(Figure data in JSON)

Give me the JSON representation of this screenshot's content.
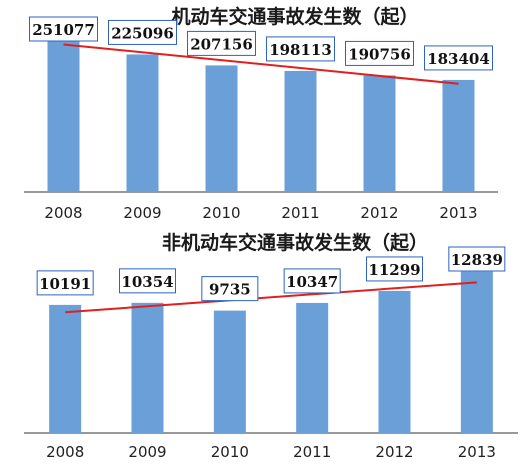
{
  "colors": {
    "bar": "#6a9fd8",
    "trend": "#e0201f",
    "label_border": "#2e63c0",
    "axis": "#333333"
  },
  "chart_data": [
    {
      "type": "bar",
      "title": "机动车交通事故发生数（起）",
      "categories": [
        "2008",
        "2009",
        "2010",
        "2011",
        "2012",
        "2013"
      ],
      "values": [
        251077,
        225096,
        207156,
        198113,
        190756,
        183404
      ],
      "ylim": [
        0,
        270000
      ],
      "trendline": "linear",
      "grid": false
    },
    {
      "type": "bar",
      "title": "非机动车交通事故发生数（起）",
      "categories": [
        "2008",
        "2009",
        "2010",
        "2011",
        "2012",
        "2013"
      ],
      "values": [
        10191,
        10354,
        9735,
        10347,
        11299,
        12839
      ],
      "ylim": [
        0,
        14000
      ],
      "trendline": "linear",
      "grid": false
    }
  ]
}
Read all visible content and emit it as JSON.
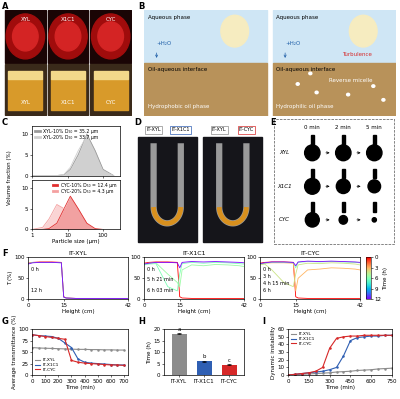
{
  "photos": {
    "A": {
      "panel": "A",
      "top_labels": [
        "XYL",
        "X1C1",
        "CYC"
      ],
      "bottom_labels": [
        "XYL",
        "X1C1",
        "CYC"
      ]
    },
    "D": {
      "panel": "D",
      "labels": [
        "IT-XYL",
        "IT-X1C1",
        "IT-XYL",
        "IT-CYC"
      ]
    },
    "E": {
      "panel": "E",
      "times": [
        "0 min",
        "2 min",
        "5 min"
      ],
      "rows": [
        "XYL",
        "X1C1",
        "CYC"
      ]
    }
  },
  "diagram": {
    "panel": "B",
    "left": {
      "top": "Aqueous phase",
      "water": "+H₂O",
      "interface": "Oil-aqueous interface",
      "bottom": "Hydrophobic oil phase"
    },
    "right": {
      "top": "Aqueous phase",
      "water": "+H₂O",
      "turbulence": "Turbulence",
      "interface": "Oil-aqueous interface",
      "micelle": "Reverse micelle",
      "bottom": "Hydrophilic oil phase"
    }
  },
  "chart_data": [
    {
      "type": "line",
      "panel": "C",
      "ylabel": "Volume fraction (%)",
      "log": "x",
      "xlim": [
        1,
        300
      ],
      "xticks": [
        1,
        10,
        100
      ],
      "ylim": [
        0,
        12
      ],
      "yticks": [
        0,
        5,
        10
      ],
      "legend": "upper left",
      "x": [
        1,
        2,
        3,
        5,
        8,
        12,
        20,
        35,
        60,
        100,
        200
      ],
      "series": [
        {
          "name": "XYL-10% D₅₀ = 35.2 μm",
          "color": "#9a9a9a",
          "values": [
            0,
            0,
            0,
            0,
            0.2,
            1.5,
            5,
            10,
            6,
            1.5,
            0
          ]
        },
        {
          "name": "XYL-20% D₅₀ = 33.7 μm",
          "color": "#d0d0d0",
          "values": [
            0,
            0,
            0,
            0,
            0.3,
            2,
            6,
            9.5,
            5,
            1,
            0
          ]
        }
      ]
    },
    {
      "type": "line",
      "xlabel": "Particle size (μm)",
      "log": "x",
      "xlim": [
        1,
        300
      ],
      "xticks": [
        1,
        10,
        100
      ],
      "ylim": [
        0,
        12
      ],
      "yticks": [
        0,
        5,
        10
      ],
      "legend": "upper right",
      "x": [
        1,
        2,
        3,
        5,
        8,
        12,
        20,
        35,
        60,
        100,
        200
      ],
      "series": [
        {
          "name": "CYC-10% D₅₀ = 12.4 μm",
          "color": "#e03030",
          "values": [
            0,
            0,
            0.2,
            1.5,
            5,
            8,
            5,
            1.5,
            0.2,
            0,
            0
          ]
        },
        {
          "name": "CYC-20% D₅₀ = 4.3 μm",
          "color": "#f4a0a0",
          "values": [
            0,
            0.5,
            2.5,
            6,
            5,
            2,
            0.5,
            0,
            0,
            0,
            0
          ]
        }
      ]
    },
    {
      "type": "line",
      "panel": "F",
      "title": "IT-XYL",
      "xlabel": "Height (cm)",
      "ylabel": "T (%)",
      "xlim": [
        0,
        42
      ],
      "xticks": [
        0,
        15,
        42
      ],
      "ylim": [
        0,
        100
      ],
      "yticks": [
        0,
        50,
        100
      ],
      "annotations": [
        "0 h",
        "12 h"
      ],
      "x": [
        0,
        2,
        5,
        10,
        14,
        15,
        16,
        20,
        25,
        30,
        35,
        40,
        42
      ],
      "series": [
        {
          "time": 0,
          "values": [
            86,
            88,
            89,
            89,
            88,
            6,
            3,
            2,
            2,
            2,
            2,
            2,
            2
          ]
        },
        {
          "time": 6,
          "values": [
            85,
            88,
            88,
            88,
            87,
            5,
            3,
            2,
            2,
            2,
            2,
            2,
            2
          ]
        },
        {
          "time": 12,
          "values": [
            84,
            87,
            88,
            88,
            87,
            5,
            3,
            2,
            2,
            2,
            2,
            2,
            2
          ]
        }
      ]
    },
    {
      "type": "line",
      "title": "IT-X1C1",
      "xlabel": "Height (cm)",
      "xlim": [
        0,
        42
      ],
      "xticks": [
        0,
        15,
        42
      ],
      "ylim": [
        0,
        100
      ],
      "yticks": [
        0,
        50,
        100
      ],
      "annotations": [
        "0 h",
        "5 h 21 min",
        "6 h 03 min"
      ],
      "x": [
        0,
        2,
        5,
        10,
        14,
        15,
        16,
        20,
        25,
        30,
        35,
        40,
        42
      ],
      "series": [
        {
          "time": 0,
          "values": [
            86,
            88,
            89,
            89,
            88,
            6,
            3,
            2,
            2,
            2,
            2,
            2,
            2
          ]
        },
        {
          "time": 5.35,
          "values": [
            84,
            86,
            87,
            60,
            40,
            30,
            70,
            82,
            80,
            83,
            82,
            80,
            78
          ]
        },
        {
          "time": 6.05,
          "values": [
            82,
            84,
            85,
            30,
            20,
            60,
            85,
            88,
            86,
            88,
            87,
            85,
            84
          ]
        },
        {
          "time": 12,
          "values": [
            84,
            86,
            88,
            88,
            87,
            75,
            88,
            90,
            89,
            90,
            89,
            88,
            87
          ]
        }
      ]
    },
    {
      "type": "line",
      "title": "IT-CYC",
      "xlabel": "Height (cm)",
      "xlim": [
        0,
        42
      ],
      "xticks": [
        0,
        15,
        42
      ],
      "ylim": [
        0,
        100
      ],
      "yticks": [
        0,
        50,
        100
      ],
      "annotations": [
        "0 h",
        "3 h",
        "4 h 15 min",
        "6 h"
      ],
      "colorbar": {
        "label": "Time (h)",
        "range": [
          0,
          12
        ],
        "ticks": [
          0,
          3,
          6,
          9,
          12
        ]
      },
      "x": [
        0,
        2,
        5,
        10,
        14,
        15,
        16,
        20,
        25,
        30,
        35,
        40,
        42
      ],
      "series": [
        {
          "time": 0,
          "values": [
            86,
            88,
            89,
            89,
            88,
            6,
            3,
            2,
            2,
            2,
            2,
            2,
            2
          ]
        },
        {
          "time": 3,
          "values": [
            84,
            86,
            87,
            87,
            86,
            20,
            50,
            70,
            72,
            75,
            74,
            72,
            70
          ]
        },
        {
          "time": 4.25,
          "values": [
            82,
            84,
            70,
            40,
            30,
            60,
            82,
            86,
            85,
            87,
            86,
            84,
            82
          ]
        },
        {
          "time": 6,
          "values": [
            84,
            86,
            88,
            88,
            87,
            75,
            88,
            90,
            89,
            90,
            89,
            88,
            87
          ]
        },
        {
          "time": 12,
          "values": [
            85,
            87,
            89,
            89,
            88,
            80,
            89,
            91,
            90,
            91,
            90,
            89,
            88
          ]
        }
      ]
    },
    {
      "type": "line",
      "panel": "G",
      "xlabel": "Time (min)",
      "ylabel": "Average transmittance (%)",
      "xlim": [
        0,
        730
      ],
      "xticks": [
        0,
        100,
        200,
        300,
        400,
        500,
        600,
        700
      ],
      "ylim": [
        0,
        100
      ],
      "yticks": [
        0,
        25,
        50,
        75,
        100
      ],
      "legend": "lower left",
      "x": [
        0,
        50,
        100,
        150,
        200,
        250,
        300,
        350,
        400,
        450,
        500,
        550,
        600,
        650,
        700
      ],
      "series": [
        {
          "name": "IT-XYL",
          "color": "#8c8c8c",
          "values": [
            60,
            59,
            58.5,
            58,
            57.5,
            57,
            56.5,
            56,
            56,
            55.5,
            55.5,
            55,
            55,
            54.5,
            54.5
          ]
        },
        {
          "name": "IT-X1C1",
          "color": "#2f5fb3",
          "values": [
            88,
            86,
            85,
            84,
            80,
            70,
            60,
            35,
            28,
            26,
            25,
            24,
            23,
            22,
            22
          ]
        },
        {
          "name": "IT-CYC",
          "color": "#d62828",
          "values": [
            88,
            86,
            84,
            82,
            80,
            78,
            32,
            28,
            26,
            25,
            24,
            23,
            22,
            22,
            21
          ]
        }
      ]
    },
    {
      "type": "bar",
      "panel": "H",
      "ylabel": "Time (h)",
      "categories": [
        "IT-XYL",
        "IT-X1C1",
        "IT-CYC"
      ],
      "values": [
        18,
        6,
        4.5
      ],
      "errors": [
        0.3,
        0.3,
        0.3
      ],
      "colors": [
        "#8c8c8c",
        "#2f5fb3",
        "#d62828"
      ],
      "annotations": [
        "a",
        "b",
        "c"
      ],
      "ylim": [
        0,
        20
      ],
      "yticks": [
        0,
        5,
        10,
        15,
        20
      ]
    },
    {
      "type": "line",
      "panel": "I",
      "xlabel": "Time (min)",
      "ylabel": "Dynamic instability",
      "xlim": [
        0,
        750
      ],
      "xticks": [
        0,
        150,
        300,
        450,
        600,
        750
      ],
      "ylim": [
        0,
        60
      ],
      "yticks": [
        0,
        10,
        20,
        30,
        40,
        50,
        60
      ],
      "legend": "upper left",
      "x": [
        0,
        50,
        100,
        150,
        200,
        250,
        300,
        350,
        400,
        450,
        500,
        550,
        600,
        650,
        700,
        750
      ],
      "series": [
        {
          "name": "IT-XYL",
          "color": "#8c8c8c",
          "values": [
            0,
            0.5,
            1,
            1.5,
            2,
            2.5,
            3,
            4,
            4.5,
            5,
            6,
            6.5,
            7,
            8,
            8.5,
            9
          ]
        },
        {
          "name": "IT-X1C1",
          "color": "#2f5fb3",
          "values": [
            0,
            1,
            2,
            3,
            4,
            5,
            7,
            10,
            25,
            45,
            49,
            50,
            51,
            51,
            52,
            52
          ]
        },
        {
          "name": "IT-CYC",
          "color": "#d62828",
          "values": [
            0,
            1,
            2,
            3,
            5,
            10,
            35,
            48,
            50,
            51,
            51,
            52,
            52,
            52,
            52,
            52
          ]
        }
      ]
    }
  ]
}
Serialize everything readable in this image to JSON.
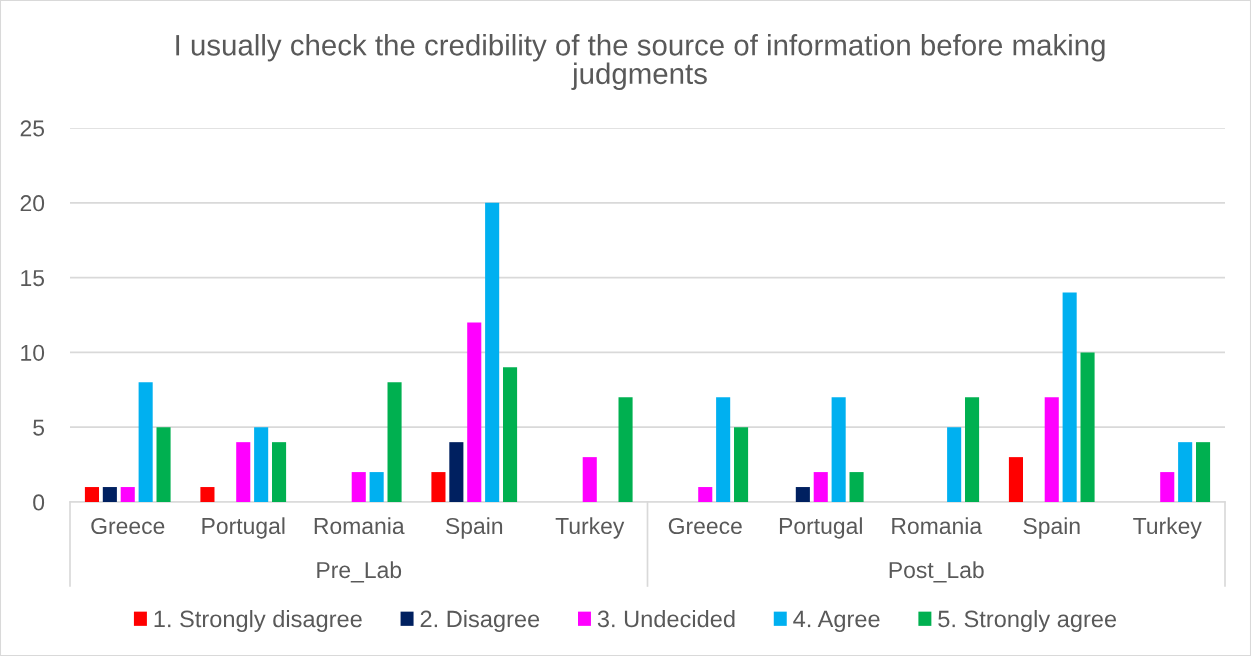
{
  "chart_data": {
    "type": "bar",
    "title": "I usually check the credibility of the source of information before making judgments",
    "categories": [
      "Greece",
      "Portugal",
      "Romania",
      "Spain",
      "Turkey",
      "Greece",
      "Portugal",
      "Romania",
      "Spain",
      "Turkey"
    ],
    "series": [
      {
        "name": "1. Strongly disagree",
        "color": "#ff0000",
        "values": [
          1,
          1,
          null,
          2,
          null,
          null,
          null,
          null,
          3,
          null
        ]
      },
      {
        "name": "2. Disagree",
        "color": "#002060",
        "values": [
          1,
          null,
          null,
          4,
          null,
          null,
          1,
          null,
          null,
          null
        ]
      },
      {
        "name": "3. Undecided",
        "color": "#ff00ff",
        "values": [
          1,
          4,
          2,
          12,
          3,
          1,
          2,
          null,
          7,
          2
        ]
      },
      {
        "name": "4. Agree",
        "color": "#00b0f0",
        "values": [
          8,
          5,
          2,
          20,
          null,
          7,
          7,
          5,
          14,
          4
        ]
      },
      {
        "name": "5. Strongly agree",
        "color": "#00b050",
        "values": [
          5,
          4,
          8,
          9,
          7,
          5,
          2,
          7,
          10,
          4
        ]
      }
    ],
    "ylim": [
      0,
      25
    ],
    "yticks": [
      0,
      5,
      10,
      15,
      20,
      25
    ],
    "grid": "y",
    "legend": "bottom",
    "annotations": [
      "Pre_Lab",
      "Post_Lab"
    ]
  }
}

■ Exercise
Find each line holding "content". Copy it out.

■ Exercise result
Give me the JSON representation of this screenshot's content.
Read all visible content and emit it as JSON.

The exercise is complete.